Exercise task: Select the lines of the records containing the word "rocket" and list them.

Dataset extract:
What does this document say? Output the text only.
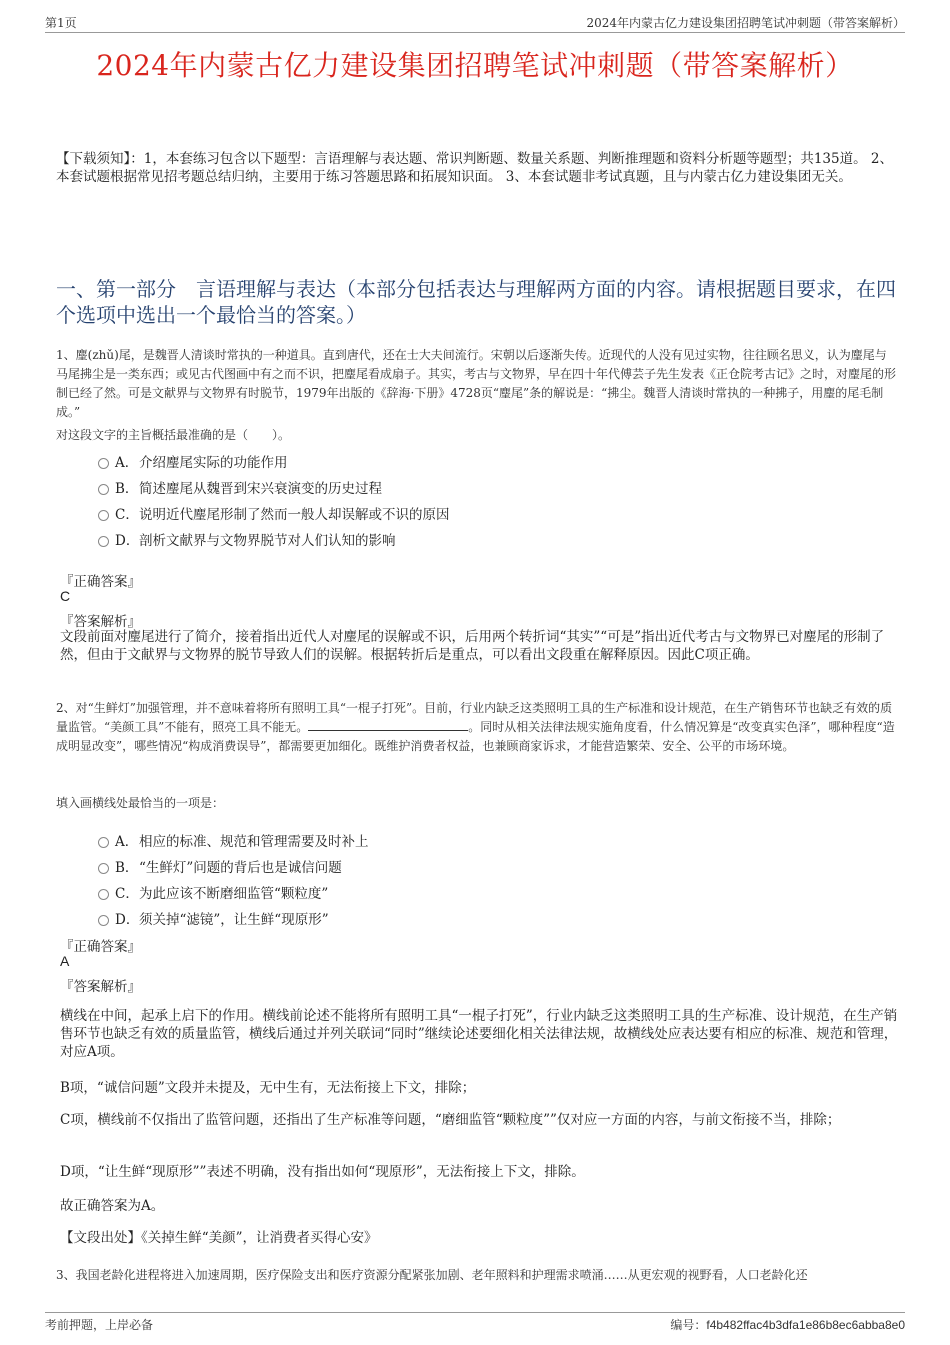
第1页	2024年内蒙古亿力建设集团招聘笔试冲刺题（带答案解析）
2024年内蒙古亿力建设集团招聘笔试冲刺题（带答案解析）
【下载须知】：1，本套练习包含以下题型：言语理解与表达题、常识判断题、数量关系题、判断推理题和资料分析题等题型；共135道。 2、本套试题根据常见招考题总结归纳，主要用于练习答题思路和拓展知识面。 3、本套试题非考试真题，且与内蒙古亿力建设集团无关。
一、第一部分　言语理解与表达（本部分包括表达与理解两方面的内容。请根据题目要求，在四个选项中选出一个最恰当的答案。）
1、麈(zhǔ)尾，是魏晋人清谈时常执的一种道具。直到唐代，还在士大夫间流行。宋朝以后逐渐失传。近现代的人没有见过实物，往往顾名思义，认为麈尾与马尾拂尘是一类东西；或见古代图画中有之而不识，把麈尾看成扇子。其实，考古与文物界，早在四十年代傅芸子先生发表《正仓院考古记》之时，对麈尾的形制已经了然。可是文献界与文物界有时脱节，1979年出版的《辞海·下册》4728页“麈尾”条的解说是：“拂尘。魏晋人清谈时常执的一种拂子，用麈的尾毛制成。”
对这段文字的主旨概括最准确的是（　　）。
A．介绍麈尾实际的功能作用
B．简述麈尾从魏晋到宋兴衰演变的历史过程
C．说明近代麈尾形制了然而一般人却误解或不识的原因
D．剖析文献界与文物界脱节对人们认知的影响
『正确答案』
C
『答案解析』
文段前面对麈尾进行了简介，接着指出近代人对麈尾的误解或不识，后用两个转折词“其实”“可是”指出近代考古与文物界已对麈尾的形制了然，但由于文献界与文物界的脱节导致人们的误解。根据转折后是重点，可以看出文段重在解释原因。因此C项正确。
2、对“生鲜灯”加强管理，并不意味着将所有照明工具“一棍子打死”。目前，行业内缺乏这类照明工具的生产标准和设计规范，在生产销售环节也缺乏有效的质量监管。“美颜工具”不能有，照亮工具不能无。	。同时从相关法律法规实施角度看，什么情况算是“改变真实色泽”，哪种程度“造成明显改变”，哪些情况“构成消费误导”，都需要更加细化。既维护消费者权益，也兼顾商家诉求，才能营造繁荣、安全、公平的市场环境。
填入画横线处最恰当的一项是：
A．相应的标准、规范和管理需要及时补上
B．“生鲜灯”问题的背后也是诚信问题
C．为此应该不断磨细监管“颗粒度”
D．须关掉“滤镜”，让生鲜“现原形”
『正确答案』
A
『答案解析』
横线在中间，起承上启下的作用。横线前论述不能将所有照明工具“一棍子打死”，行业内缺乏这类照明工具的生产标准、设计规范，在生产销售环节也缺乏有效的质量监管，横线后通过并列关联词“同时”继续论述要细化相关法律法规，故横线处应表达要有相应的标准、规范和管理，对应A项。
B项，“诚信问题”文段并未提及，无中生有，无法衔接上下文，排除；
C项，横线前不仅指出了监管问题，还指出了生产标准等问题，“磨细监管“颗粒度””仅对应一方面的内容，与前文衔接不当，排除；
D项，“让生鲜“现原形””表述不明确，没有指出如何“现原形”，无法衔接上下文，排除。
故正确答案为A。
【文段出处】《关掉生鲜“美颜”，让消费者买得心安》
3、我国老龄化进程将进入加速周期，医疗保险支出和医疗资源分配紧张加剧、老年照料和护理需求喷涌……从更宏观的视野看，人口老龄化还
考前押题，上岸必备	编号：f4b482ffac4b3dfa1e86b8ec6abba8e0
...
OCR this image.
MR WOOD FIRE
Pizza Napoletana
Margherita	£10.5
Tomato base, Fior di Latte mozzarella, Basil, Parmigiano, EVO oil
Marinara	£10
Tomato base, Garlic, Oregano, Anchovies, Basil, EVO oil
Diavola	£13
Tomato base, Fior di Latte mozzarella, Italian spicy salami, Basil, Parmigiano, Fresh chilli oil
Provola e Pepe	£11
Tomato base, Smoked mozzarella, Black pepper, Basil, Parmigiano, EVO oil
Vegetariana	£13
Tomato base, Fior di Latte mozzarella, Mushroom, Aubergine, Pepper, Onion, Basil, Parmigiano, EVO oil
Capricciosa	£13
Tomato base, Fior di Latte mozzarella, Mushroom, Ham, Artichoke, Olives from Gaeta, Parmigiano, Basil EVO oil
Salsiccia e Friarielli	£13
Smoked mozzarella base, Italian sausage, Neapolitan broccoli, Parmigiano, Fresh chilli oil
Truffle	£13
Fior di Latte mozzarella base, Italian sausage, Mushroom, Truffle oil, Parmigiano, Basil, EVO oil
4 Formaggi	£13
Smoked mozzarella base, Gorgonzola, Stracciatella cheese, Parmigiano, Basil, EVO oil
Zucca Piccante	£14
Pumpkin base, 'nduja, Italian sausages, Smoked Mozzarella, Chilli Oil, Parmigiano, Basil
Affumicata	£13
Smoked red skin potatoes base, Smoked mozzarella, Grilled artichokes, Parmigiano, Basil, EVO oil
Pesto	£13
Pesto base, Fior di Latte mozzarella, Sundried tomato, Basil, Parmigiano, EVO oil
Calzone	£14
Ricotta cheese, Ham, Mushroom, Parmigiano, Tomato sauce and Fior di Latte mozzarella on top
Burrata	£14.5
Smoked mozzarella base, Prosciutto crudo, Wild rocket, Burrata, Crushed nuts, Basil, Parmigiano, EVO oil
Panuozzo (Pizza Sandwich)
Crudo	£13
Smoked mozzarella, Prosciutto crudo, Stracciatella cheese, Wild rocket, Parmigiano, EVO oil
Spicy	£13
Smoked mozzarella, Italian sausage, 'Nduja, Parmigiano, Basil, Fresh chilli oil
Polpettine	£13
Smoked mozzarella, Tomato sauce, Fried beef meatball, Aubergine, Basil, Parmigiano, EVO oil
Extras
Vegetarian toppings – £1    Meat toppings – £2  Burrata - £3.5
==
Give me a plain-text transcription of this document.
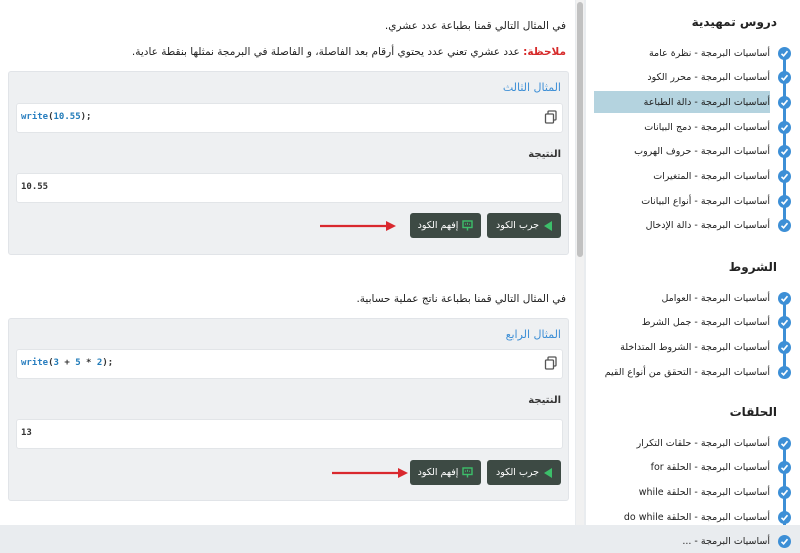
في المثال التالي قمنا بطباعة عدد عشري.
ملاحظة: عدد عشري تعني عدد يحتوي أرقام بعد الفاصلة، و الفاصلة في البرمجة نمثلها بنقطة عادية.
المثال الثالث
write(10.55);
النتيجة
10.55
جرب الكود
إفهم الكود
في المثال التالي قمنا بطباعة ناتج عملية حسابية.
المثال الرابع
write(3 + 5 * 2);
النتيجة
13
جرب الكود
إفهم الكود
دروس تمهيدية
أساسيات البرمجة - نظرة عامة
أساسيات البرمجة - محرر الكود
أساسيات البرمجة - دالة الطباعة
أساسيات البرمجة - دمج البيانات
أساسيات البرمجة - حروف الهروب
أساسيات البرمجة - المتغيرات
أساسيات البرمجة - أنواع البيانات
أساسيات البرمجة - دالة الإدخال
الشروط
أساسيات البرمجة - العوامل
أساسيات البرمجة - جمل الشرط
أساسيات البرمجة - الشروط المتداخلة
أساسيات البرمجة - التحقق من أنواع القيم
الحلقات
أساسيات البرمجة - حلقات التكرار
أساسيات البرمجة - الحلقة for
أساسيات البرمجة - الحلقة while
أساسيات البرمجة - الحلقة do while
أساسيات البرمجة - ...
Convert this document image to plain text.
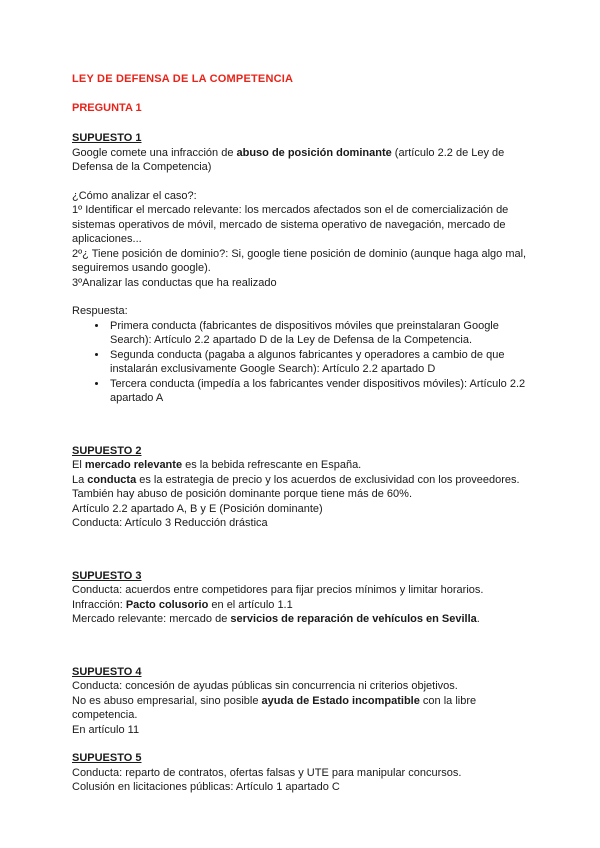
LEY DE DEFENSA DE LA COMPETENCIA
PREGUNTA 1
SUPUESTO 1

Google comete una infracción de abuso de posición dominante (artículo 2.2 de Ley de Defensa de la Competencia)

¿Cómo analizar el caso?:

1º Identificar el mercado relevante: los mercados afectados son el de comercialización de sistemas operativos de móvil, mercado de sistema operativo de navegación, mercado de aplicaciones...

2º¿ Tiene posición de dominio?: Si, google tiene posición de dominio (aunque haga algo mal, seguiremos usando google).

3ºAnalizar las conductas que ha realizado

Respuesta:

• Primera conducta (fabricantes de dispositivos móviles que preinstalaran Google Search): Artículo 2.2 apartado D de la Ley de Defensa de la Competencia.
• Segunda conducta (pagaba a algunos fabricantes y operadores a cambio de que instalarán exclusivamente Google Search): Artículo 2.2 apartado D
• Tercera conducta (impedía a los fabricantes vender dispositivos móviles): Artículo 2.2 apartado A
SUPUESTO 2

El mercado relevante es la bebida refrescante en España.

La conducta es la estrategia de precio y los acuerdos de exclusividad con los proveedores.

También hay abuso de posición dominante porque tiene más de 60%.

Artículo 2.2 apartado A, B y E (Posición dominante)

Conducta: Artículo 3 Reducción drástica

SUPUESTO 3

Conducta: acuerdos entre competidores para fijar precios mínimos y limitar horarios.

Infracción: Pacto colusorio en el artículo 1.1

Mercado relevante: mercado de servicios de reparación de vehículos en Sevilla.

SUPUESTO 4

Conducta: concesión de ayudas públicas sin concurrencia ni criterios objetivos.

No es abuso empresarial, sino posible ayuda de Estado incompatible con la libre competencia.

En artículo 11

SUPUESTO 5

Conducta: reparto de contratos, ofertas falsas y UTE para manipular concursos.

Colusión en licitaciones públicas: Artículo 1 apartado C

Response:
Smoked mozzarella base, Prosciutto crudo, Wild rocket, Burrata, Crushed nuts, Basil, Parmigiano, EVO oil
Smoked mozzarella, Prosciutto crudo, Stracciatella cheese, Wild rocket, Parmigiano, EVO oil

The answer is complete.